+++ Supplied data +++

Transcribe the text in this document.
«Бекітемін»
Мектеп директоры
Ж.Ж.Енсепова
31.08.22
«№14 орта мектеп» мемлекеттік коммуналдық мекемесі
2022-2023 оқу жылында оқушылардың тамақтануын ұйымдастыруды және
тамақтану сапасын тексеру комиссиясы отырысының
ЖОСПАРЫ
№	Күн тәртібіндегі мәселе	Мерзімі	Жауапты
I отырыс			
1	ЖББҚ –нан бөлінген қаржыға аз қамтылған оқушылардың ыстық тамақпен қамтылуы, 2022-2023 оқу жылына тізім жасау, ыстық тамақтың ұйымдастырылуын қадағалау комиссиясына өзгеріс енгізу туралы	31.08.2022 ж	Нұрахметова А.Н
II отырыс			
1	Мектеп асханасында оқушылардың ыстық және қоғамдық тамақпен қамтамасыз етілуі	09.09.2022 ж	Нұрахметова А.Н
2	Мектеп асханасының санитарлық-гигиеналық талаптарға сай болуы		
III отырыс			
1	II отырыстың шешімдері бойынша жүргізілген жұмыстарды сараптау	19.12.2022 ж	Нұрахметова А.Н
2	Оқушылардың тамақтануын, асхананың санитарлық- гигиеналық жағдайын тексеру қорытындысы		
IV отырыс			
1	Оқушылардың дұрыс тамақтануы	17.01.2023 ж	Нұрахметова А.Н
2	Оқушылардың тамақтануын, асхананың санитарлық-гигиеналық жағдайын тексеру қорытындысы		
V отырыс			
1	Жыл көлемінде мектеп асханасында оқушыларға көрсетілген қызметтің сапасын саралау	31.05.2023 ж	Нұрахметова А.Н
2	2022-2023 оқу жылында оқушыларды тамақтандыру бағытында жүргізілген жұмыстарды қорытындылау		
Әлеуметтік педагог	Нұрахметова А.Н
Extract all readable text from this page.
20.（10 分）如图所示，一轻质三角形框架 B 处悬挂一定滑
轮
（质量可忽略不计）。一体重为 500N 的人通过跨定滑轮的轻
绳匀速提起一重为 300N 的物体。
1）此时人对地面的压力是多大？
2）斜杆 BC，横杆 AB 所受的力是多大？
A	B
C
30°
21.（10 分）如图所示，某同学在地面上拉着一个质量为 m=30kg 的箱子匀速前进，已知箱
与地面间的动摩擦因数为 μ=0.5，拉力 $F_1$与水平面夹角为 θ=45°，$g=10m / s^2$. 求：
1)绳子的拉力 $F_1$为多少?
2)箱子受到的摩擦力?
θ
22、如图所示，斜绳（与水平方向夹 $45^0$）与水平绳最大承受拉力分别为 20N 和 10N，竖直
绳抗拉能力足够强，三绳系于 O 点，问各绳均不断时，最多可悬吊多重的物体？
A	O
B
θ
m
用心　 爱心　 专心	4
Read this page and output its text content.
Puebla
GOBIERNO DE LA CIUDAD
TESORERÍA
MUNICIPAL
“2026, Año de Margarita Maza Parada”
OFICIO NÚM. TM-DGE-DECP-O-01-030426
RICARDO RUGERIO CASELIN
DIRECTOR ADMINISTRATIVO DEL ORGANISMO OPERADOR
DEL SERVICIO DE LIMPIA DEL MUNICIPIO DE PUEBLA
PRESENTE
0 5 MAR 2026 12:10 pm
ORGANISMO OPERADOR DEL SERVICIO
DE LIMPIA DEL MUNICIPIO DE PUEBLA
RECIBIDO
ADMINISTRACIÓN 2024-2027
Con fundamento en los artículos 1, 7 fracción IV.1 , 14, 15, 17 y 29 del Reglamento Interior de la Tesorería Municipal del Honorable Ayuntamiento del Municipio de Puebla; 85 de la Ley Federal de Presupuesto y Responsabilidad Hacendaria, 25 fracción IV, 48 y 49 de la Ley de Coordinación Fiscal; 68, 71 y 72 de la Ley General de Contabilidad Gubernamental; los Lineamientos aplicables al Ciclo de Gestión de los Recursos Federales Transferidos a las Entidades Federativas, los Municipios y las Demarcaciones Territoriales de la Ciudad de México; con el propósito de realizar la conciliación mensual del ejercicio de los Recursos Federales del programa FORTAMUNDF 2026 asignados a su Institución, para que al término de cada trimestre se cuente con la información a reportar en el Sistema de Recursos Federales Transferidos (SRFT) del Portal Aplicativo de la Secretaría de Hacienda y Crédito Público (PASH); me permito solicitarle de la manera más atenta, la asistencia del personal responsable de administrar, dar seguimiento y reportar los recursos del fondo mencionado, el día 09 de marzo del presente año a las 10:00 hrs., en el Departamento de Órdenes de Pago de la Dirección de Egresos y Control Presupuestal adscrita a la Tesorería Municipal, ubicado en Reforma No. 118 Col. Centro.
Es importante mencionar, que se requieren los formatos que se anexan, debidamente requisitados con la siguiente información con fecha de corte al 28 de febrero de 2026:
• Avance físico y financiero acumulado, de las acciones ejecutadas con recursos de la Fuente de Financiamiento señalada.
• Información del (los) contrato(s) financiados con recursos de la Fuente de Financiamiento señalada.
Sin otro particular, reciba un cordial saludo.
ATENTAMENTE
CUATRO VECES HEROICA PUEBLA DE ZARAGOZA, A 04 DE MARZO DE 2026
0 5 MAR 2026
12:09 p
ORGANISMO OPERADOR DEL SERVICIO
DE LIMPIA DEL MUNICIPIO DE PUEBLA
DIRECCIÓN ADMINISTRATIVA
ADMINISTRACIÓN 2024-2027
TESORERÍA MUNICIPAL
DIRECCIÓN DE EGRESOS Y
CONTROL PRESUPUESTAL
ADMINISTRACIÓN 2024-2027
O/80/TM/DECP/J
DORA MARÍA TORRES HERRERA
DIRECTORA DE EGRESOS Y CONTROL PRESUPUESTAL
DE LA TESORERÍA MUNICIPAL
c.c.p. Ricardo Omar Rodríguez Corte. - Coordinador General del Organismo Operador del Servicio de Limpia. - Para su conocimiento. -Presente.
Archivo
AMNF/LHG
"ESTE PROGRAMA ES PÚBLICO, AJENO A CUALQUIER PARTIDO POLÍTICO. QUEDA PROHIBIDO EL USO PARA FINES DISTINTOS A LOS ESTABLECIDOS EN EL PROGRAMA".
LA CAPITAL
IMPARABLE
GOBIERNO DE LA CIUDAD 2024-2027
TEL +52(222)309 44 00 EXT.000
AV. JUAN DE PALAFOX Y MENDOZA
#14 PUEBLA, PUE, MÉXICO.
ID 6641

+++

▸ **Given exercise**:
Reproduce each record exactly, leaving nothing out.

▸ **The completed task**:
Transcribe the text in this document.
«Бекітемін»
Мектеп директоры
Ж.Ж.Енсепова
31.08.22
«№14 орта мектеп» мемлекеттік коммуналдық мекемесі
2022-2023 оқу жылында оқушылардың тамақтануын ұйымдастыруды және
тамақтану сапасын тексеру комиссиясы отырысының
ЖОСПАРЫ
№	Күн тәртібіндегі мәселе	Мерзімі	Жауапты
I отырыс			
1	ЖББҚ –нан бөлінген қаржыға аз қамтылған оқушылардың ыстық тамақпен қамтылуы, 2022-2023 оқу жылына тізім жасау, ыстық тамақтың ұйымдастырылуын қадағалау комиссиясына өзгеріс енгізу туралы	31.08.2022 ж	Нұрахметова А.Н
II отырыс			
1	Мектеп асханасында оқушылардың ыстық және қоғамдық тамақпен қамтамасыз етілуі	09.09.2022 ж	Нұрахметова А.Н
2	Мектеп асханасының санитарлық-гигиеналық талаптарға сай болуы		
III отырыс			
1	II отырыстың шешімдері бойынша жүргізілген жұмыстарды сараптау	19.12.2022 ж	Нұрахметова А.Н
2	Оқушылардың тамақтануын, асхананың санитарлық- гигиеналық жағдайын тексеру қорытындысы		
IV отырыс			
1	Оқушылардың дұрыс тамақтануы	17.01.2023 ж	Нұрахметова А.Н
2	Оқушылардың тамақтануын, асхананың санитарлық-гигиеналық жағдайын тексеру қорытындысы		
V отырыс			
1	Жыл көлемінде мектеп асханасында оқушыларға көрсетілген қызметтің сапасын саралау	31.05.2023 ж	Нұрахметова А.Н
2	2022-2023 оқу жылында оқушыларды тамақтандыру бағытында жүргізілген жұмыстарды қорытындылау		
Әлеуметтік педагог	Нұрахметова А.Н
Extract all readable text from this page.
20.（10 分）如图所示，一轻质三角形框架 B 处悬挂一定滑
轮
（质量可忽略不计）。一体重为 500N 的人通过跨定滑轮的轻
绳匀速提起一重为 300N 的物体。
1）此时人对地面的压力是多大？
2）斜杆 BC，横杆 AB 所受的力是多大？
A	B
C
30°
21.（10 分）如图所示，某同学在地面上拉着一个质量为 m=30kg 的箱子匀速前进，已知箱
与地面间的动摩擦因数为 μ=0.5，拉力 $F_1$与水平面夹角为 θ=45°，$g=10m / s^2$. 求：
1)绳子的拉力 $F_1$为多少?
2)箱子受到的摩擦力?
θ
22、如图所示，斜绳（与水平方向夹 $45^0$）与水平绳最大承受拉力分别为 20N 和 10N，竖直
绳抗拉能力足够强，三绳系于 O 点，问各绳均不断时，最多可悬吊多重的物体？
A	O
B
θ
m
用心　 爱心　 专心	4
Read this page and output its text content.
Puebla
GOBIERNO DE LA CIUDAD
TESORERÍA
MUNICIPAL
“2026, Año de Margarita Maza Parada”
OFICIO NÚM. TM-DGE-DECP-O-01-030426
RICARDO RUGERIO CASELIN
DIRECTOR ADMINISTRATIVO DEL ORGANISMO OPERADOR
DEL SERVICIO DE LIMPIA DEL MUNICIPIO DE PUEBLA
PRESENTE
0 5 MAR 2026 12:10 pm
ORGANISMO OPERADOR DEL SERVICIO
DE LIMPIA DEL MUNICIPIO DE PUEBLA
RECIBIDO
ADMINISTRACIÓN 2024-2027
Con fundamento en los artículos 1, 7 fracción IV.1 , 14, 15, 17 y 29 del Reglamento Interior de la Tesorería Municipal del Honorable Ayuntamiento del Municipio de Puebla; 85 de la Ley Federal de Presupuesto y Responsabilidad Hacendaria, 25 fracción IV, 48 y 49 de la Ley de Coordinación Fiscal; 68, 71 y 72 de la Ley General de Contabilidad Gubernamental; los Lineamientos aplicables al Ciclo de Gestión de los Recursos Federales Transferidos a las Entidades Federativas, los Municipios y las Demarcaciones Territoriales de la Ciudad de México; con el propósito de realizar la conciliación mensual del ejercicio de los Recursos Federales del programa FORTAMUNDF 2026 asignados a su Institución, para que al término de cada trimestre se cuente con la información a reportar en el Sistema de Recursos Federales Transferidos (SRFT) del Portal Aplicativo de la Secretaría de Hacienda y Crédito Público (PASH); me permito solicitarle de la manera más atenta, la asistencia del personal responsable de administrar, dar seguimiento y reportar los recursos del fondo mencionado, el día 09 de marzo del presente año a las 10:00 hrs., en el Departamento de Órdenes de Pago de la Dirección de Egresos y Control Presupuestal adscrita a la Tesorería Municipal, ubicado en Reforma No. 118 Col. Centro.
Es importante mencionar, que se requieren los formatos que se anexan, debidamente requisitados con la siguiente información con fecha de corte al 28 de febrero de 2026:
• Avance físico y financiero acumulado, de las acciones ejecutadas con recursos de la Fuente de Financiamiento señalada.
• Información del (los) contrato(s) financiados con recursos de la Fuente de Financiamiento señalada.
Sin otro particular, reciba un cordial saludo.
ATENTAMENTE
CUATRO VECES HEROICA PUEBLA DE ZARAGOZA, A 04 DE MARZO DE 2026
0 5 MAR 2026
12:09 p
ORGANISMO OPERADOR DEL SERVICIO
DE LIMPIA DEL MUNICIPIO DE PUEBLA
DIRECCIÓN ADMINISTRATIVA
ADMINISTRACIÓN 2024-2027
TESORERÍA MUNICIPAL
DIRECCIÓN DE EGRESOS Y
CONTROL PRESUPUESTAL
ADMINISTRACIÓN 2024-2027
O/80/TM/DECP/J
DORA MARÍA TORRES HERRERA
DIRECTORA DE EGRESOS Y CONTROL PRESUPUESTAL
DE LA TESORERÍA MUNICIPAL
c.c.p. Ricardo Omar Rodríguez Corte. - Coordinador General del Organismo Operador del Servicio de Limpia. - Para su conocimiento. -Presente.
Archivo
AMNF/LHG
"ESTE PROGRAMA ES PÚBLICO, AJENO A CUALQUIER PARTIDO POLÍTICO. QUEDA PROHIBIDO EL USO PARA FINES DISTINTOS A LOS ESTABLECIDOS EN EL PROGRAMA".
LA CAPITAL
IMPARABLE
GOBIERNO DE LA CIUDAD 2024-2027
TEL +52(222)309 44 00 EXT.000
AV. JUAN DE PALAFOX Y MENDOZA
#14 PUEBLA, PUE, MÉXICO.
ID 6641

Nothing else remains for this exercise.